- **Task directions**: Skip every image and restate the data word for word.

═════ Records for the exercise

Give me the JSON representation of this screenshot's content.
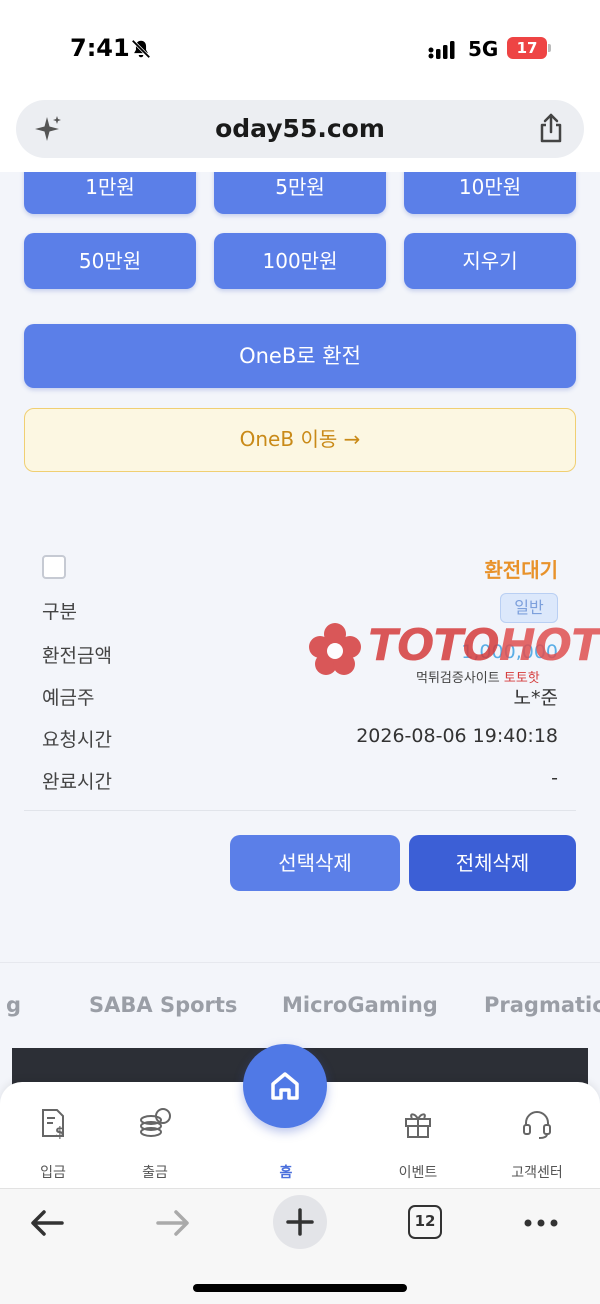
{
  "status_bar": {
    "time": "7:41",
    "network": "5G",
    "battery": "17"
  },
  "browser": {
    "url": "oday55.com"
  },
  "amount_buttons": [
    {
      "label": "1만원"
    },
    {
      "label": "5만원"
    },
    {
      "label": "10만원"
    },
    {
      "label": "50만원"
    },
    {
      "label": "100만원"
    },
    {
      "label": "지우기"
    }
  ],
  "actions": {
    "exchange": "OneB로 환전",
    "move": "OneB 이동 →"
  },
  "record": {
    "status": "환전대기",
    "rows": {
      "type": {
        "label": "구분",
        "value": "일반"
      },
      "amount": {
        "label": "환전금액",
        "value": "1,000,000"
      },
      "holder": {
        "label": "예금주",
        "value": "노*준"
      },
      "requested": {
        "label": "요청시간",
        "value": "2026-08-06 19:40:18"
      },
      "completed": {
        "label": "완료시간",
        "value": "-"
      }
    }
  },
  "delete_buttons": {
    "selected": "선택삭제",
    "all": "전체삭제"
  },
  "watermark": {
    "brand_a": "TOTO",
    "brand_b": "HOT",
    "subtitle": "먹튀검증사이트",
    "subtitle_accent": "토토핫"
  },
  "providers": [
    "g",
    "SABA Sports",
    "MicroGaming",
    "Pragmatic"
  ],
  "bottom_nav": {
    "deposit": "입금",
    "withdraw": "출금",
    "home": "홈",
    "event": "이벤트",
    "support": "고객센터"
  },
  "toolbar": {
    "tab_count": "12"
  },
  "colors": {
    "primary": "#5b7fe8",
    "primary_dark": "#3c5fd6",
    "warning": "#e8922a",
    "watermark": "#d53c3c"
  }
}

══════════

- **Problem solution**:
Give me the JSON representation of this screenshot's content.
{
  "status_bar": {
    "time": "7:41",
    "network": "5G",
    "battery": "17"
  },
  "browser": {
    "url": "oday55.com"
  },
  "amount_buttons": [
    {
      "label": "1만원"
    },
    {
      "label": "5만원"
    },
    {
      "label": "10만원"
    },
    {
      "label": "50만원"
    },
    {
      "label": "100만원"
    },
    {
      "label": "지우기"
    }
  ],
  "actions": {
    "exchange": "OneB로 환전",
    "move": "OneB 이동 →"
  },
  "record": {
    "status": "환전대기",
    "rows": {
      "type": {
        "label": "구분",
        "value": "일반"
      },
      "amount": {
        "label": "환전금액",
        "value": "1,000,000"
      },
      "holder": {
        "label": "예금주",
        "value": "노*준"
      },
      "requested": {
        "label": "요청시간",
        "value": "2026-08-06 19:40:18"
      },
      "completed": {
        "label": "완료시간",
        "value": "-"
      }
    }
  },
  "delete_buttons": {
    "selected": "선택삭제",
    "all": "전체삭제"
  },
  "watermark": {
    "brand_a": "TOTO",
    "brand_b": "HOT",
    "subtitle": "먹튀검증사이트",
    "subtitle_accent": "토토핫"
  },
  "providers": [
    "g",
    "SABA Sports",
    "MicroGaming",
    "Pragmatic"
  ],
  "bottom_nav": {
    "deposit": "입금",
    "withdraw": "출금",
    "home": "홈",
    "event": "이벤트",
    "support": "고객센터"
  },
  "toolbar": {
    "tab_count": "12"
  },
  "colors": {
    "primary": "#5b7fe8",
    "primary_dark": "#3c5fd6",
    "warning": "#e8922a",
    "watermark": "#d53c3c"
  }
}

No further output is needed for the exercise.